[START OF Data to process]

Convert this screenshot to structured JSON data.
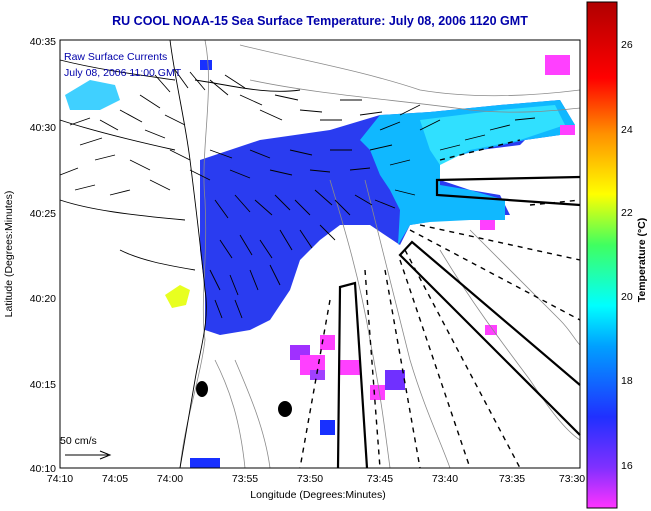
{
  "title": "RU COOL  NOAA-15  Sea Surface Temperature:  July 08, 2006 1120 GMT",
  "overlay": {
    "line1": "Raw Surface Currents",
    "line2": "July 08, 2006 11:00 GMT"
  },
  "axes": {
    "xlabel": "Longitude (Degrees:Minutes)",
    "ylabel": "Latitude (Degrees:Minutes)",
    "xticks": [
      "74:10",
      "74:05",
      "74:00",
      "73:55",
      "73:50",
      "73:45",
      "73:40",
      "73:35",
      "73:30"
    ],
    "yticks": [
      "40:35",
      "40:30",
      "40:25",
      "40:20",
      "40:15",
      "40:10"
    ]
  },
  "scale_arrow": {
    "label": "50 cm/s"
  },
  "colorbar": {
    "label": "Temperature (°C)",
    "ticks": [
      "26",
      "24",
      "22",
      "20",
      "18",
      "16"
    ],
    "min": 15.0,
    "max": 27.3,
    "colors": [
      "#ff33ff",
      "#8030ff",
      "#2030ff",
      "#00a0ff",
      "#00ffff",
      "#40ff60",
      "#ffff00",
      "#ff9000",
      "#ff0000",
      "#b00000"
    ]
  },
  "chart_data": {
    "type": "heatmap",
    "title": "RU COOL  NOAA-15  Sea Surface Temperature:  July 08, 2006 1120 GMT",
    "xlabel": "Longitude (Degrees:Minutes)",
    "ylabel": "Latitude (Degrees:Minutes)",
    "xlim": [
      "74:10",
      "73:30"
    ],
    "ylim": [
      "40:10",
      "40:35"
    ],
    "colorbar_range": [
      15.0,
      27.3
    ],
    "colorbar_label": "Temperature (°C)"
  }
}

[END OF Data to process]

→ **The request**: Lines containing the word "July" must all be returned from the material above.

→ **Solution to the problem**:
  "title": "RU COOL  NOAA-15  Sea Surface Temperature:  July 08, 2006 1120 GMT",
    "line2": "July 08, 2006 11:00 GMT"
    "title": "RU COOL  NOAA-15  Sea Surface Temperature:  July 08, 2006 1120 GMT",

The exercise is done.